+++ Task inputs
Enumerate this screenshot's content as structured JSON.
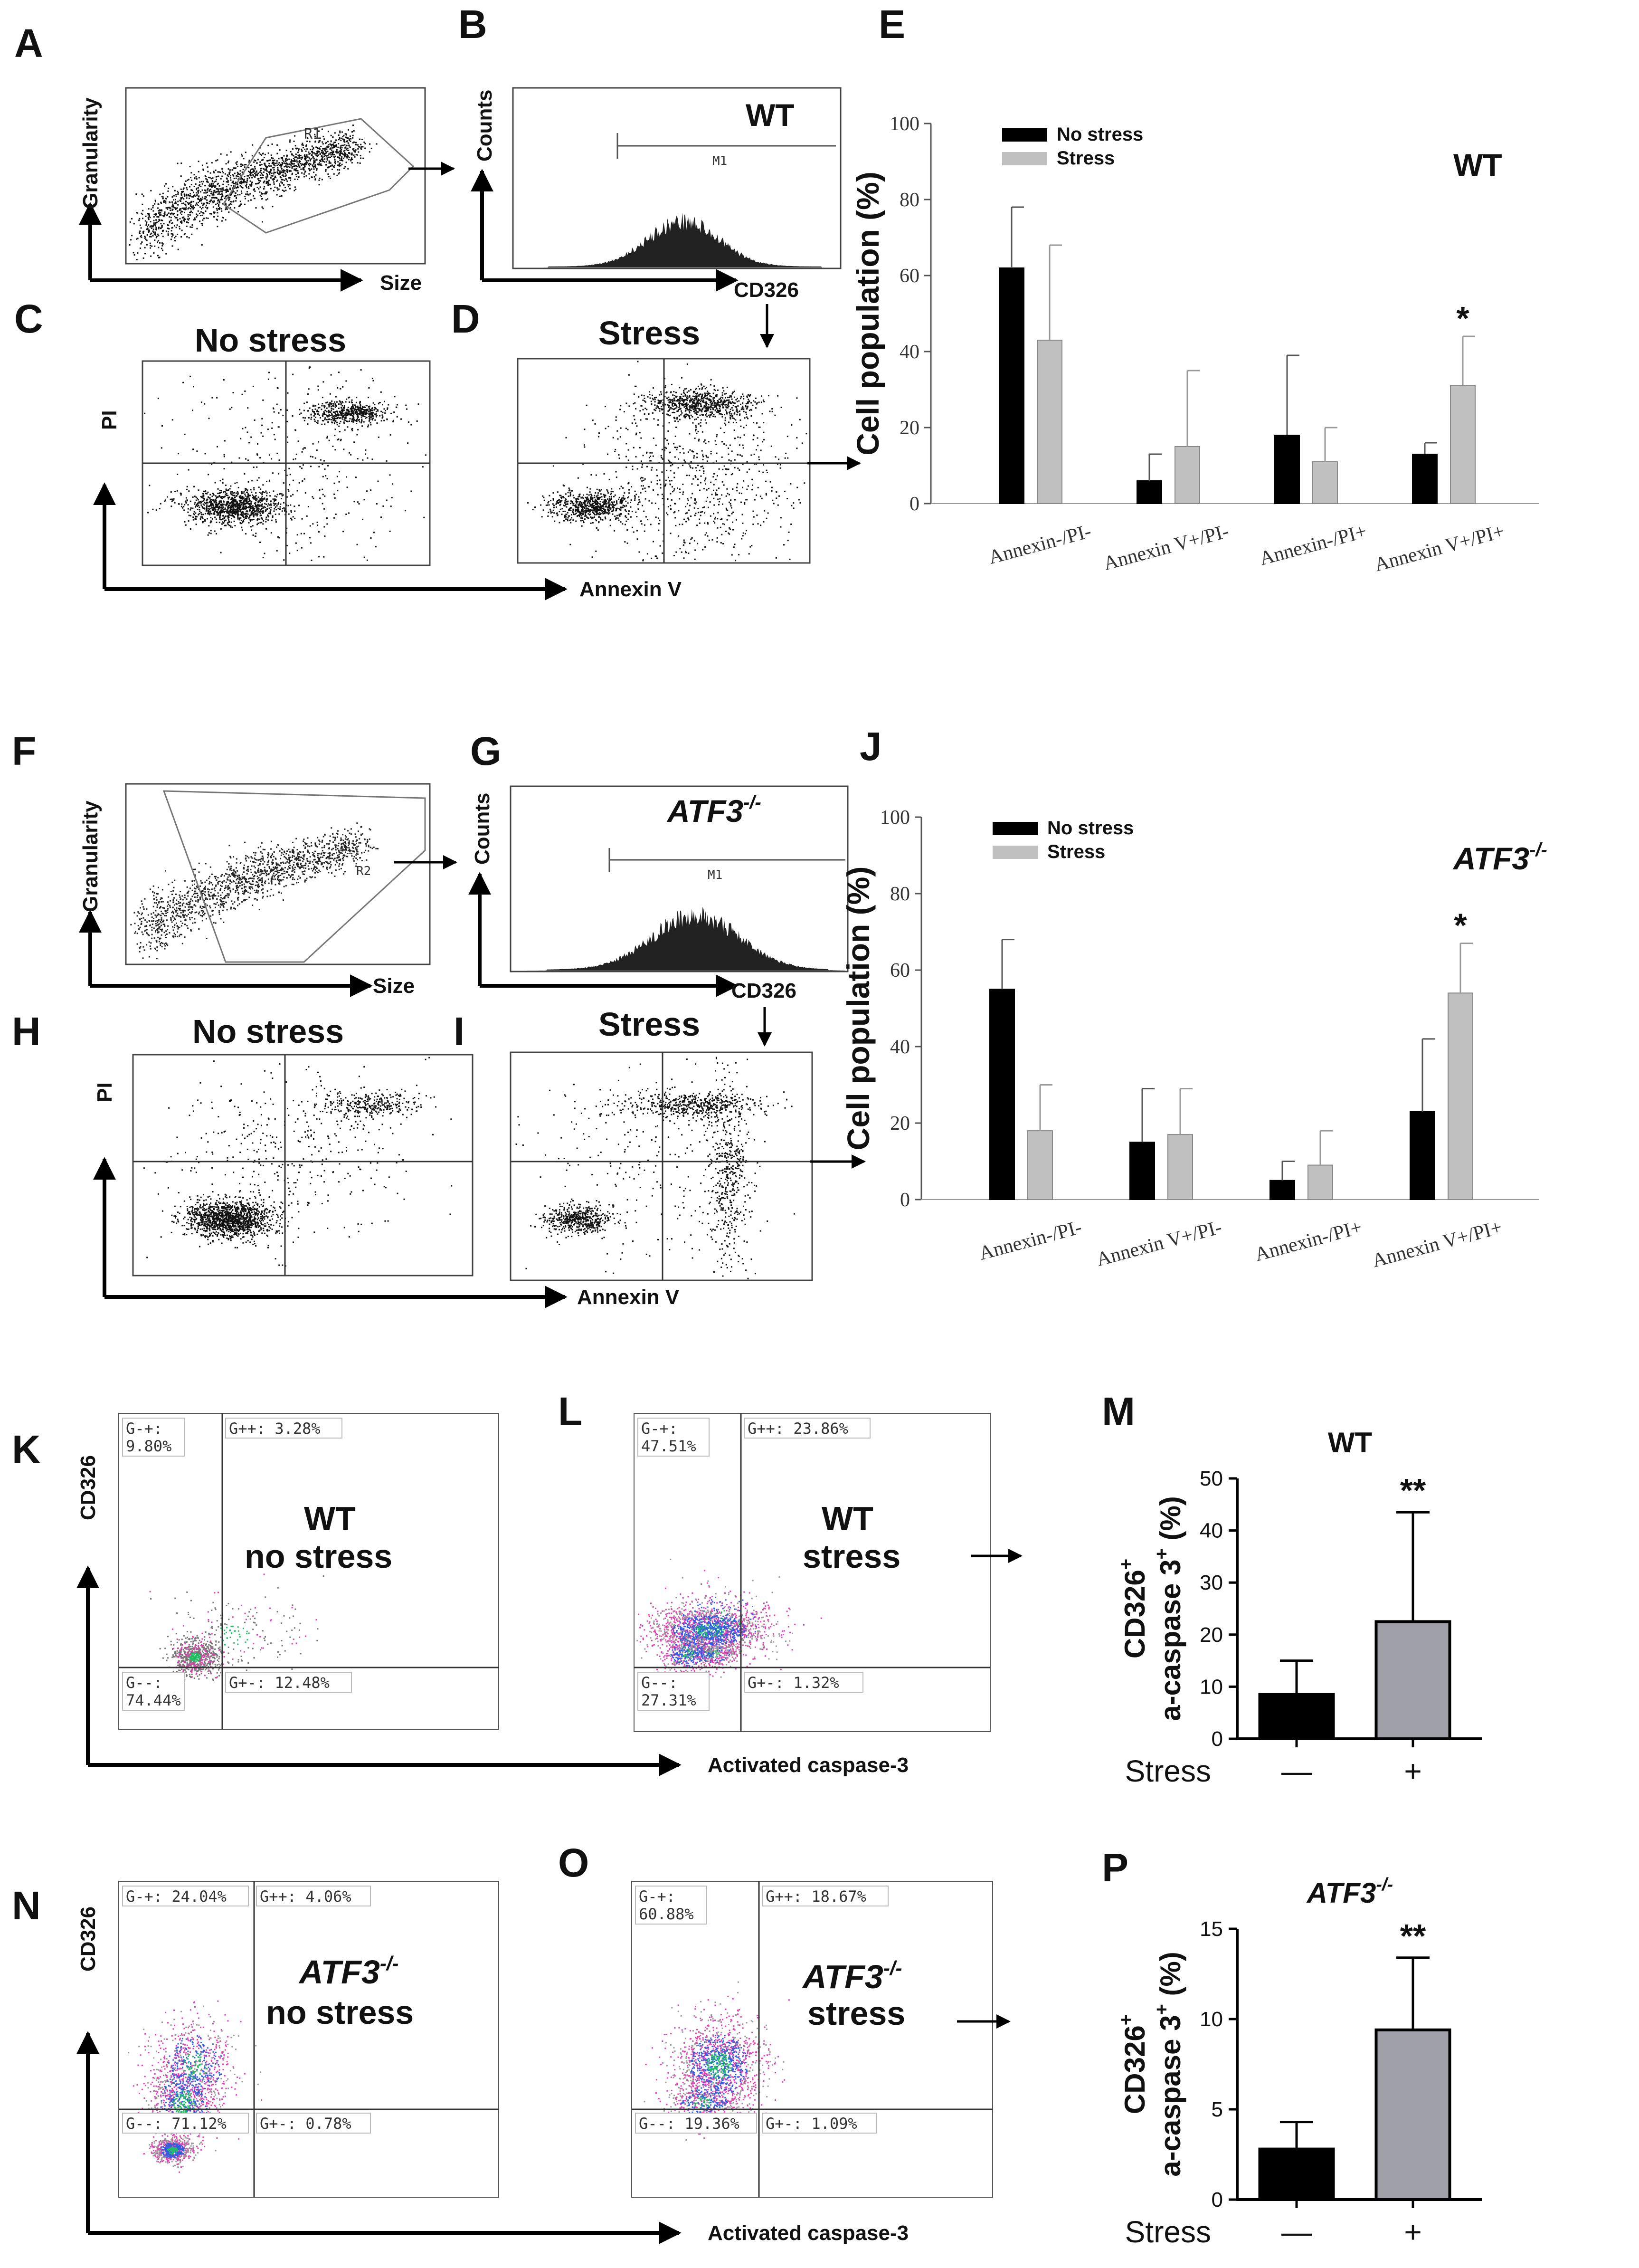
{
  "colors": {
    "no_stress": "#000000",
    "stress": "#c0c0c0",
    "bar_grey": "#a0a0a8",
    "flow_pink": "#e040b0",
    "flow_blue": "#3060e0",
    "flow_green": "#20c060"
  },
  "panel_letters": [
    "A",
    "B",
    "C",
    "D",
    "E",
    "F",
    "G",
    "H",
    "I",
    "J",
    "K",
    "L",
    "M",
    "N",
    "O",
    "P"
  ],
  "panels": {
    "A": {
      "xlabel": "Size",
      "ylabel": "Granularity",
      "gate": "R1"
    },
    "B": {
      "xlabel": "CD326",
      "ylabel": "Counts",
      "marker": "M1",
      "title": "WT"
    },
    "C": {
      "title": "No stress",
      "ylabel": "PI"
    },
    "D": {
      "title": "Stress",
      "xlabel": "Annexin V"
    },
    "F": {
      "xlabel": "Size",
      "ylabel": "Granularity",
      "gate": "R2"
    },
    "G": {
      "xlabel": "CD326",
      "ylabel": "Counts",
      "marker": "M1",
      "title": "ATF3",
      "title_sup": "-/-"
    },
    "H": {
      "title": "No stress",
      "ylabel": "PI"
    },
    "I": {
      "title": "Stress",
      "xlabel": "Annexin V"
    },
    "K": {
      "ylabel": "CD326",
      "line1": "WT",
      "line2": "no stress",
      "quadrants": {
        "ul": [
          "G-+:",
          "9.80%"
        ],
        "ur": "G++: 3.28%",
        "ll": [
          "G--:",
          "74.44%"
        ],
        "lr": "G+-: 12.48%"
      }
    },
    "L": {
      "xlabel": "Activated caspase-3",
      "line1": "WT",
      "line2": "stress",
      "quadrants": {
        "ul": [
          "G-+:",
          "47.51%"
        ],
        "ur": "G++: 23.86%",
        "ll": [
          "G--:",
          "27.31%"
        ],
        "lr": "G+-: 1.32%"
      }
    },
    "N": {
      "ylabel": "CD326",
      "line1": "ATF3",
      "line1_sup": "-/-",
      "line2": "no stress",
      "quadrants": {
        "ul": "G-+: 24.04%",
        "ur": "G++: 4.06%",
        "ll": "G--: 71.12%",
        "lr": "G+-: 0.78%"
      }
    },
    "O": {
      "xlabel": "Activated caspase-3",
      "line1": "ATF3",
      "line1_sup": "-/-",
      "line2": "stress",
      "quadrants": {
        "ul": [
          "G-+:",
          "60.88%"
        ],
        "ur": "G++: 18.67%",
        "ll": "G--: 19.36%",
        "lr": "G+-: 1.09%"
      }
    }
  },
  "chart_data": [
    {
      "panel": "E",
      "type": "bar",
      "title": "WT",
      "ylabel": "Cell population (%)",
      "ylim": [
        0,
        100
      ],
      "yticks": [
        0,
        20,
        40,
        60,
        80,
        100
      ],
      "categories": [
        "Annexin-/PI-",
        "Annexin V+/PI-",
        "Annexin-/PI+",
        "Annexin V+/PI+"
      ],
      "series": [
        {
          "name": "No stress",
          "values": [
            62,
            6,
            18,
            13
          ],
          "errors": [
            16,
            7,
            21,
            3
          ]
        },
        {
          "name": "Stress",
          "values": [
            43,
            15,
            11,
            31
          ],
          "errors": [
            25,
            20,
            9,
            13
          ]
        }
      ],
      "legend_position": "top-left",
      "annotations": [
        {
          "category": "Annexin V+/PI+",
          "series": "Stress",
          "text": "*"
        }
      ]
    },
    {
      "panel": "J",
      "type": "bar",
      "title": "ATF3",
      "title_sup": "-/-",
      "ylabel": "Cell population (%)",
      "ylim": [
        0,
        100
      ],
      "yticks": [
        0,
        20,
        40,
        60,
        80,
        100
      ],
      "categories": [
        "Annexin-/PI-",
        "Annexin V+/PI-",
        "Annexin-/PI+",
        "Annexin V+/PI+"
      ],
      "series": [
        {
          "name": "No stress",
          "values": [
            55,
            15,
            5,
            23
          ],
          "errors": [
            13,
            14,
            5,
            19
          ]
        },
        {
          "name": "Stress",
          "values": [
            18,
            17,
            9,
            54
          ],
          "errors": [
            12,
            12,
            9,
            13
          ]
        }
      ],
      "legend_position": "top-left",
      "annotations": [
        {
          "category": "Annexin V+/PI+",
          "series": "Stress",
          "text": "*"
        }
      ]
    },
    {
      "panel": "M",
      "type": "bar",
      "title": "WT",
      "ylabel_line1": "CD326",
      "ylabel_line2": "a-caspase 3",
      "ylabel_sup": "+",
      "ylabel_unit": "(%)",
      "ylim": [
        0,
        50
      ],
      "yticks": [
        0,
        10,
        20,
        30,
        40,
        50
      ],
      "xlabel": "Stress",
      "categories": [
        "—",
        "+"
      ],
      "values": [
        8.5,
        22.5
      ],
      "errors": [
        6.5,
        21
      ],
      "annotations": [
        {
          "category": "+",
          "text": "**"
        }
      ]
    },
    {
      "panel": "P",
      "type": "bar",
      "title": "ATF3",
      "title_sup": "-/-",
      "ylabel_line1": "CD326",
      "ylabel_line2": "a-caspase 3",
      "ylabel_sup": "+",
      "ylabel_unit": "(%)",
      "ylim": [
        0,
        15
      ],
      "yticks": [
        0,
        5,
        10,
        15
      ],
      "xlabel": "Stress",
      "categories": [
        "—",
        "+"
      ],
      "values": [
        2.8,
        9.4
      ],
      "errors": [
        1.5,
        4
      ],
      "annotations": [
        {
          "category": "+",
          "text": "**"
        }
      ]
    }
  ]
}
++++++
+++ Task inputs
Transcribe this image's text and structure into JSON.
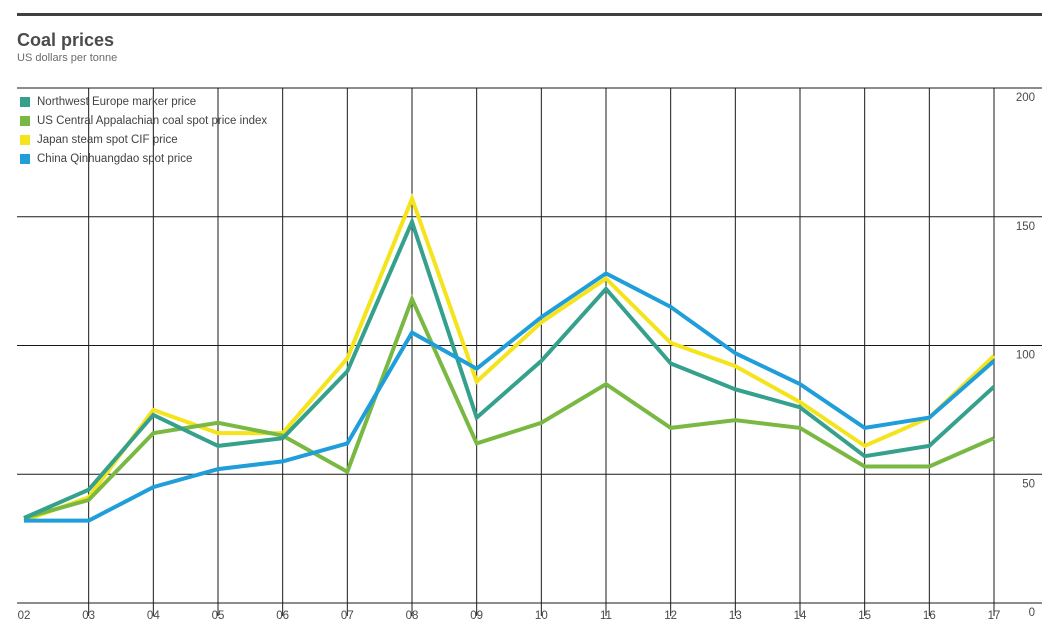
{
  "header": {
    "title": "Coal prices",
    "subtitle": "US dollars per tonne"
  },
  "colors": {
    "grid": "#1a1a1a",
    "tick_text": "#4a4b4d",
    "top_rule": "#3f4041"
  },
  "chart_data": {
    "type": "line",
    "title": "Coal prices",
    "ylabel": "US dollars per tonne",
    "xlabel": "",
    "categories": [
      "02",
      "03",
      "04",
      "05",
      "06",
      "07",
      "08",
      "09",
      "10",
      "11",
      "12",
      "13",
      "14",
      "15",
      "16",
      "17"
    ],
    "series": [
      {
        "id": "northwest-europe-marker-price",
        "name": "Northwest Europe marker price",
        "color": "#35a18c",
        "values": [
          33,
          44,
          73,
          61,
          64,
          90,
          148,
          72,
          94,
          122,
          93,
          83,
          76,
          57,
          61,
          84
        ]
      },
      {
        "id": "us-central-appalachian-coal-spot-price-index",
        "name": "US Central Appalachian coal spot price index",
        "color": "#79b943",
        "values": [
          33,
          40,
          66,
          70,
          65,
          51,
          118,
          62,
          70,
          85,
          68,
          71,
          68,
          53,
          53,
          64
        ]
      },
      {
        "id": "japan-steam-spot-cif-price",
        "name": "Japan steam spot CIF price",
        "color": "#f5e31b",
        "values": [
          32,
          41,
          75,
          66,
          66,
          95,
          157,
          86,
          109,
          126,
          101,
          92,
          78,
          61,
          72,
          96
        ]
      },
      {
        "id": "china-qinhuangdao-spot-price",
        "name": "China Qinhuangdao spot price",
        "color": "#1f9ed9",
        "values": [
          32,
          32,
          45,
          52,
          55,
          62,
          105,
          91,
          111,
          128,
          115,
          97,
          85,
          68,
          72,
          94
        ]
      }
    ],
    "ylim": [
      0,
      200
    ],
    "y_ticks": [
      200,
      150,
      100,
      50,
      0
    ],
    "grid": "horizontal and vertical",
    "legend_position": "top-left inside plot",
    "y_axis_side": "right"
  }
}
++++++
### Your objective
From the listing, copy every line where the string "name" appears.

### Full answer
          "name": "No stress",
          "name": "Stress",
          "name": "No stress",
          "name": "Stress",
        "name": "Northwest Europe marker price",
        "name": "US Central Appalachian coal spot price index",
        "name": "Japan steam spot CIF price",
        "name": "China Qinhuangdao spot price",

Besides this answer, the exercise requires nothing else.